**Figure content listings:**

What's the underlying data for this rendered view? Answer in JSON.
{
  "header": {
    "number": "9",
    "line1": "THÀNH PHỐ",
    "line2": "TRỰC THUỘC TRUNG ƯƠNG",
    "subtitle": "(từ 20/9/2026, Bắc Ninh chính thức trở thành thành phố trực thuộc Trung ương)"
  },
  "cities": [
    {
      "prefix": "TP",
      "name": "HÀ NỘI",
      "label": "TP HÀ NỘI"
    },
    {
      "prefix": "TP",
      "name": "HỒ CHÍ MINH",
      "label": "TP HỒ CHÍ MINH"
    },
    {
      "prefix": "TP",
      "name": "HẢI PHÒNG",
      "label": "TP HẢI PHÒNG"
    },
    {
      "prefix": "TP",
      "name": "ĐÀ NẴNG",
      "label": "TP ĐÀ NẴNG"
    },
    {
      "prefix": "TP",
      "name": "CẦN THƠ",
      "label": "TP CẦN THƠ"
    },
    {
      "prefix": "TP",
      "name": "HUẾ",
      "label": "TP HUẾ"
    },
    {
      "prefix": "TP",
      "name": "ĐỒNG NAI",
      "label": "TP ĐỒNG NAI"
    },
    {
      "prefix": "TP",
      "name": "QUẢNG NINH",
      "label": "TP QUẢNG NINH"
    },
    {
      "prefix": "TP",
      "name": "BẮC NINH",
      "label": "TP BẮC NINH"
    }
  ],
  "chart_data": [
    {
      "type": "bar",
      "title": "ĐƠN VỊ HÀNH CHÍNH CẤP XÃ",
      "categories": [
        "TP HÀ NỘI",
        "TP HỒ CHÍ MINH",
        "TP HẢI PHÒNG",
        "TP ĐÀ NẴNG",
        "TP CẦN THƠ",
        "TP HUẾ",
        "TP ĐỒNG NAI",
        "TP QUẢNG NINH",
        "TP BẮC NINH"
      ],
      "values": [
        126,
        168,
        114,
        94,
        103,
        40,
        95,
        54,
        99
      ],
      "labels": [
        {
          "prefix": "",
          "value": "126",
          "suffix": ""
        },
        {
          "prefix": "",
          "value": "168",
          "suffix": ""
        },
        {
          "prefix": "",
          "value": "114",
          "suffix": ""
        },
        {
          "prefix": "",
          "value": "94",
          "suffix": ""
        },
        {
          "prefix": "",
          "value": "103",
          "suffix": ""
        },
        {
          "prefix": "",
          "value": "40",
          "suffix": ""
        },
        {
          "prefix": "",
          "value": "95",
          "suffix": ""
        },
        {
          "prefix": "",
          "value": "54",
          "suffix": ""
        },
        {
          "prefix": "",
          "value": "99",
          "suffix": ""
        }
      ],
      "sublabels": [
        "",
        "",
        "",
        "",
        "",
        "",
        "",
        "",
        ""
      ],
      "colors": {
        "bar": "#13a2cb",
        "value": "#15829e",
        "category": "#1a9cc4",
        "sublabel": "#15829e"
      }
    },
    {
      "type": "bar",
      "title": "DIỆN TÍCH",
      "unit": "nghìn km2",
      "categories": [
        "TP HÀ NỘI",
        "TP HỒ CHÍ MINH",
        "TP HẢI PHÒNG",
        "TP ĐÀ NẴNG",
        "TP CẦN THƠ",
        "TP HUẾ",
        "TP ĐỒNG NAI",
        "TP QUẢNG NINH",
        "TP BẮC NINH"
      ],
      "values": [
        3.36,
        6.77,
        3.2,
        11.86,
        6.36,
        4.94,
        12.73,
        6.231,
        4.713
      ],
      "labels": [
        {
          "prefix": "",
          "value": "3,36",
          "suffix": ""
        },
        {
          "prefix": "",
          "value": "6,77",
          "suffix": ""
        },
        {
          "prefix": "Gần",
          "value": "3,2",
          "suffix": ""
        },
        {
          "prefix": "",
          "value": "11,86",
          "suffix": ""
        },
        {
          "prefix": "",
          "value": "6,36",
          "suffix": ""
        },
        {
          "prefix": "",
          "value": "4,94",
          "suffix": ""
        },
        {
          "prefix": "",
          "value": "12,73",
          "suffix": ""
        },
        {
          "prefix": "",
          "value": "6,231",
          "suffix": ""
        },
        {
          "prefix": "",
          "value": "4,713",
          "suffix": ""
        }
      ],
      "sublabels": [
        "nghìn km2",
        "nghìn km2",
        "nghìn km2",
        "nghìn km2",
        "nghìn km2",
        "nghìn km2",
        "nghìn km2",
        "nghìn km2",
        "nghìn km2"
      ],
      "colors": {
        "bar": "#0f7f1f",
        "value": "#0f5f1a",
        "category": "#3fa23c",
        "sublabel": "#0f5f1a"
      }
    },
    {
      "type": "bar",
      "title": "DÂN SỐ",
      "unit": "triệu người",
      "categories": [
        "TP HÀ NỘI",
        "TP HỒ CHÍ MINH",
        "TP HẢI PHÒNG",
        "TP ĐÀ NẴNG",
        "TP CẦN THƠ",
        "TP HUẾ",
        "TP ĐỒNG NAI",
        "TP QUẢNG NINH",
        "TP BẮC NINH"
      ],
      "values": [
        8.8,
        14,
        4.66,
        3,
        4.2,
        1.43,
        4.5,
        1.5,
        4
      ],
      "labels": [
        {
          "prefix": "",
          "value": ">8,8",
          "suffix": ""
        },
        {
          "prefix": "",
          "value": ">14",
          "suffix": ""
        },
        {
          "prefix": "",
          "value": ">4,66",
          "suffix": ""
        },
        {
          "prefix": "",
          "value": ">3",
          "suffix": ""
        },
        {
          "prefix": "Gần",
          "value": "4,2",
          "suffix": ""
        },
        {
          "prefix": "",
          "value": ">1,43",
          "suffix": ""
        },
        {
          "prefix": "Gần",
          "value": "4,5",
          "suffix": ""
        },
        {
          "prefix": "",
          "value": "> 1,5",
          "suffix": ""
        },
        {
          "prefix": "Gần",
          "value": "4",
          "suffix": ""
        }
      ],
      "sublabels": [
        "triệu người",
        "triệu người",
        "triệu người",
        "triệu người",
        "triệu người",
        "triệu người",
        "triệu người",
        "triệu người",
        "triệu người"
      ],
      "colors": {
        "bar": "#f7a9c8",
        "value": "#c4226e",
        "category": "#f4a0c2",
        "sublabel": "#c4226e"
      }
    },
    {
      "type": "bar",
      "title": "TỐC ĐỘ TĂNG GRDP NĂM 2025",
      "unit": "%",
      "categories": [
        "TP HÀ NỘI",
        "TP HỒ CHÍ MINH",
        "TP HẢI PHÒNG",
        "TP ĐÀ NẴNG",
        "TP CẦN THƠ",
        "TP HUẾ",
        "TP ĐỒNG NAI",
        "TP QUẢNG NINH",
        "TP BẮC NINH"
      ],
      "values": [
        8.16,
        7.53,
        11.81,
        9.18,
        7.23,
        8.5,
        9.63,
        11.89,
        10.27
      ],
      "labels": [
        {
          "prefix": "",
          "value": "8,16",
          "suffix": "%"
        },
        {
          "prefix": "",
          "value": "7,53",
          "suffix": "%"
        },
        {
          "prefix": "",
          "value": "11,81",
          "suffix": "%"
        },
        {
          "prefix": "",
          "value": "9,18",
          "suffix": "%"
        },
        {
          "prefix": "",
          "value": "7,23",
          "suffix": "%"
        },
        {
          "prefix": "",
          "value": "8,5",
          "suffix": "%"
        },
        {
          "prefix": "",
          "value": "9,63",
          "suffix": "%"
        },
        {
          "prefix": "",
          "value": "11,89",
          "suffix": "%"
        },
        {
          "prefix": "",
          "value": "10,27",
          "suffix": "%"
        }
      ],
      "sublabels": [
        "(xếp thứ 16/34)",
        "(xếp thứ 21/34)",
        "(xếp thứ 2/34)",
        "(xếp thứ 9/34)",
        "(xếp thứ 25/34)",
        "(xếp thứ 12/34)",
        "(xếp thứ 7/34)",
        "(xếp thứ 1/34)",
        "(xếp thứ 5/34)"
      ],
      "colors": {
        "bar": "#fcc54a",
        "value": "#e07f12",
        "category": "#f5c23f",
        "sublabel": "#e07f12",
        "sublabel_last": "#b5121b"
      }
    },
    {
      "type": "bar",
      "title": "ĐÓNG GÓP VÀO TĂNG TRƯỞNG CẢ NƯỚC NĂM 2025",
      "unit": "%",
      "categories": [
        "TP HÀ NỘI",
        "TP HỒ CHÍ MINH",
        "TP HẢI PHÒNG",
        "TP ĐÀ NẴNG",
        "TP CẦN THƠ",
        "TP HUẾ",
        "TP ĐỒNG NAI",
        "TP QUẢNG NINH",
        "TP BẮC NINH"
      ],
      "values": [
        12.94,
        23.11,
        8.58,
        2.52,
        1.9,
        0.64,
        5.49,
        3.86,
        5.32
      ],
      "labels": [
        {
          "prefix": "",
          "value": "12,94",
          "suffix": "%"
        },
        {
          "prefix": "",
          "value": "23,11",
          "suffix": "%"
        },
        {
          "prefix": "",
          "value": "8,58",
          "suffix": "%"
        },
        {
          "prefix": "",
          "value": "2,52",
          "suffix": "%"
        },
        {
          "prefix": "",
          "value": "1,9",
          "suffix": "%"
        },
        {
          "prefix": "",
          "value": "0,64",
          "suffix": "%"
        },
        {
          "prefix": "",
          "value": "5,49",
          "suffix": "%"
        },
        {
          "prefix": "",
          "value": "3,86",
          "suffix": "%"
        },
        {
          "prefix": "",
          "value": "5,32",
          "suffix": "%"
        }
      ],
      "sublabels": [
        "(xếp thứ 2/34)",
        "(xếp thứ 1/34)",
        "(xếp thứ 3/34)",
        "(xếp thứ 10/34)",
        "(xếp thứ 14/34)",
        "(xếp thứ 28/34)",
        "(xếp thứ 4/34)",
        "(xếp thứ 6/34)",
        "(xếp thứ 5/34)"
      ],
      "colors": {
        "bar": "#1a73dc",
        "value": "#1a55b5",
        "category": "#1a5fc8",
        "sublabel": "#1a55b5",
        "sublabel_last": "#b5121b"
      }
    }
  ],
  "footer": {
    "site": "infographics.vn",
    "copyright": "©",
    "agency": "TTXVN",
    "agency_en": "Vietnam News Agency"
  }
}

**WORK TO DO:**
Locate all lines in the listing above with the word "TĂNG". Copy them.

**TASK ANSWER:**
      "title": "TỐC ĐỘ TĂNG GRDP NĂM 2025",
      "title": "ĐÓNG GÓP VÀO TĂNG TRƯỞNG CẢ NƯỚC NĂM 2025",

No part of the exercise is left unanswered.